**Task directions:** State how many lines of the listing below include the word "JSON". Give only the number.

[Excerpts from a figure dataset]
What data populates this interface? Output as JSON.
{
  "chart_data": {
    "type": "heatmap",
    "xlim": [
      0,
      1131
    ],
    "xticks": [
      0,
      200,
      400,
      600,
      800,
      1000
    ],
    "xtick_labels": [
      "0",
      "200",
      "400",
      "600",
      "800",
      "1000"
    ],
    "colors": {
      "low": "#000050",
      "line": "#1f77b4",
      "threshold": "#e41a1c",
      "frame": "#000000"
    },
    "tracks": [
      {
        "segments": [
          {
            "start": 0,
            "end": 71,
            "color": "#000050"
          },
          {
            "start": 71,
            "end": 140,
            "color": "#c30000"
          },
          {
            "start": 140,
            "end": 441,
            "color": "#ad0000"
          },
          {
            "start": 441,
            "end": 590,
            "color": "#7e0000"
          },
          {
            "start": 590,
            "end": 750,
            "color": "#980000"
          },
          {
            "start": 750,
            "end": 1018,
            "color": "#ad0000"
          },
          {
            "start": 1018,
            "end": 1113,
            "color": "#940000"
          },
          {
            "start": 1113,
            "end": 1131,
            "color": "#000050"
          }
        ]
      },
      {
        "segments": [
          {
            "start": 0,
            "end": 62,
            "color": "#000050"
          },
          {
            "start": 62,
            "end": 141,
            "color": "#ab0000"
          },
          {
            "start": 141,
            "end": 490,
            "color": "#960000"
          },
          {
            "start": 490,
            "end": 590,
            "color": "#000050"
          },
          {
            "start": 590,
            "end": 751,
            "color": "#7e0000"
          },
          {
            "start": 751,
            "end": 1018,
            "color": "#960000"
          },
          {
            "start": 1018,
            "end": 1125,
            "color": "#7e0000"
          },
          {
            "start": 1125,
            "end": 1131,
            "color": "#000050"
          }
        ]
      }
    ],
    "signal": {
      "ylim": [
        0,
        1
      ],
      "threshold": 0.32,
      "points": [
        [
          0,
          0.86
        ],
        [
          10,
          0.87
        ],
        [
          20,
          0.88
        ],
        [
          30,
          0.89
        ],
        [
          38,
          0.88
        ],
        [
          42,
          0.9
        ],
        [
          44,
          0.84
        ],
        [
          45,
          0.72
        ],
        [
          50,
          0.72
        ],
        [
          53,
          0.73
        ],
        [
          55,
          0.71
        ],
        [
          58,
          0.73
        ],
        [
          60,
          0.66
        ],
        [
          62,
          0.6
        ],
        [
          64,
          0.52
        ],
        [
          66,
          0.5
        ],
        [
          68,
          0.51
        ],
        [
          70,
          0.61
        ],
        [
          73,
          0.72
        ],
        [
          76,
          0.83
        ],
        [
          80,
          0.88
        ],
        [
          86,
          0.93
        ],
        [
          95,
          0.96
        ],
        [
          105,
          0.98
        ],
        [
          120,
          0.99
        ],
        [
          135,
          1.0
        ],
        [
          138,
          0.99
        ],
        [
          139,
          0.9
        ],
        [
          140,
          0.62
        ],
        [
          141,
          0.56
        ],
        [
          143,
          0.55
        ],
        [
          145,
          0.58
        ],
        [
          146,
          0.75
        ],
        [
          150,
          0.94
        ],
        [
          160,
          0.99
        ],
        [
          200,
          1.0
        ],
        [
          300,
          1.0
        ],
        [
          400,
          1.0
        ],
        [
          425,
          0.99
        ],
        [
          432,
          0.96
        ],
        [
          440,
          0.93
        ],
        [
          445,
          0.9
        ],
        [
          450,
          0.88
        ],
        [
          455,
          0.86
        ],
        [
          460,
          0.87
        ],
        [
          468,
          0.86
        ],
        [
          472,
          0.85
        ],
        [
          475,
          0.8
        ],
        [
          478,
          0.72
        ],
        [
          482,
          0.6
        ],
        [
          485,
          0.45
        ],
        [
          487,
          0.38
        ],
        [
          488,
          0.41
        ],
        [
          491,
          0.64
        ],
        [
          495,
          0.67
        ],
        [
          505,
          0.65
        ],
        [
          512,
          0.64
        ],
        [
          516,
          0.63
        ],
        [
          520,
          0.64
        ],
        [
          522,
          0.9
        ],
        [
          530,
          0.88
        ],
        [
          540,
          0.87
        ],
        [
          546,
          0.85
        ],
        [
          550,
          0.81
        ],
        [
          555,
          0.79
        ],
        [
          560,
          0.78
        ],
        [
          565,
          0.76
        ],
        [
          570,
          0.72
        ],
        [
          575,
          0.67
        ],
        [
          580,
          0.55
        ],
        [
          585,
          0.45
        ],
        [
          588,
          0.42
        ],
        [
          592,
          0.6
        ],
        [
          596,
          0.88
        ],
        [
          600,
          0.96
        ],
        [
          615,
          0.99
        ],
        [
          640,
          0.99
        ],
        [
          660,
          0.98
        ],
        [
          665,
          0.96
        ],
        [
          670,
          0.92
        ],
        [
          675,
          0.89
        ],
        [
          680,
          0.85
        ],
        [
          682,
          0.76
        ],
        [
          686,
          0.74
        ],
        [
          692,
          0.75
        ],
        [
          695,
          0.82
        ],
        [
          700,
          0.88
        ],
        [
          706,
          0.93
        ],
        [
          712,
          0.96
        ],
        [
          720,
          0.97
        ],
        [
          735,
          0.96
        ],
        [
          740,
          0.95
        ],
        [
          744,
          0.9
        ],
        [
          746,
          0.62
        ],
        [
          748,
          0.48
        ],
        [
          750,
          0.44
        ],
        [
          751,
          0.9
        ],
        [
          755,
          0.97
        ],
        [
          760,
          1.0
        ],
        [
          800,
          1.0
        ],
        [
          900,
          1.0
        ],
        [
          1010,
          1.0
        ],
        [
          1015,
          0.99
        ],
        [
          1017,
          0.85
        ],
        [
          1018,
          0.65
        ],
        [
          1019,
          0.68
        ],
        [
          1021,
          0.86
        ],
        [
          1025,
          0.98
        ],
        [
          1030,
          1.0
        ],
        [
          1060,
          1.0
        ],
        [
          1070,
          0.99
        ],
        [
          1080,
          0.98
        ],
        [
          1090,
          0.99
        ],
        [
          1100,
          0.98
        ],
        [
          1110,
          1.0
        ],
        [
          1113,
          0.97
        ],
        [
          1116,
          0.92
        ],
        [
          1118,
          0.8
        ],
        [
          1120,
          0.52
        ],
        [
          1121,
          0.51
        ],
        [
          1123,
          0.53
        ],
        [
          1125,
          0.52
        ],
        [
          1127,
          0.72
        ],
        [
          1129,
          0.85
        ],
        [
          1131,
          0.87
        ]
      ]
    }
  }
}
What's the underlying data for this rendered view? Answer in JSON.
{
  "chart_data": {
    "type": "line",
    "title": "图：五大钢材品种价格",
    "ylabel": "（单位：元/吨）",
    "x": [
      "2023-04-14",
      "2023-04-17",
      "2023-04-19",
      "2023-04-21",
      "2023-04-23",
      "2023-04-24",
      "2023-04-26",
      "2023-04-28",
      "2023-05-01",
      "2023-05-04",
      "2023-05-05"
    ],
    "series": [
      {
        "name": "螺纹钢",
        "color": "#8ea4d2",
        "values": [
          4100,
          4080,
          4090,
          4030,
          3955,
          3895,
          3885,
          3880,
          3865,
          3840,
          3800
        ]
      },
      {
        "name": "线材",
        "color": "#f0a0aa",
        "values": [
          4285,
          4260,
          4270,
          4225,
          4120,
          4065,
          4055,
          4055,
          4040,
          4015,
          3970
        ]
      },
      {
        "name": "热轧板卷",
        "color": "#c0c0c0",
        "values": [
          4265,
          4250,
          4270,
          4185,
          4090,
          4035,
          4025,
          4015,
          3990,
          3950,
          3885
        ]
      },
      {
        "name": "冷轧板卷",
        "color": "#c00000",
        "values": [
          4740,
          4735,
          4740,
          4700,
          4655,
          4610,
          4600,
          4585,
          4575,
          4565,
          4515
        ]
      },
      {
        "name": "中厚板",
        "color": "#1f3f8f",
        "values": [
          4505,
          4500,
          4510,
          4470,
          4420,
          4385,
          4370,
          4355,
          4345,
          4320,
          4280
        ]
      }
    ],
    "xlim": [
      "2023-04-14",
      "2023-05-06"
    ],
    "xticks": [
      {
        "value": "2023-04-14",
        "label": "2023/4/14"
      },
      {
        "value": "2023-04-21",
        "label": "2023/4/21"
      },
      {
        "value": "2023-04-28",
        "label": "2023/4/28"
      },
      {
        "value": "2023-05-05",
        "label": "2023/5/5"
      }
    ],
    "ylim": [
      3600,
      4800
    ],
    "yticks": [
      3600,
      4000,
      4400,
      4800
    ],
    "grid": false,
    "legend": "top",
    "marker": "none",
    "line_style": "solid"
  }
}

**Answer to this exercise:** 2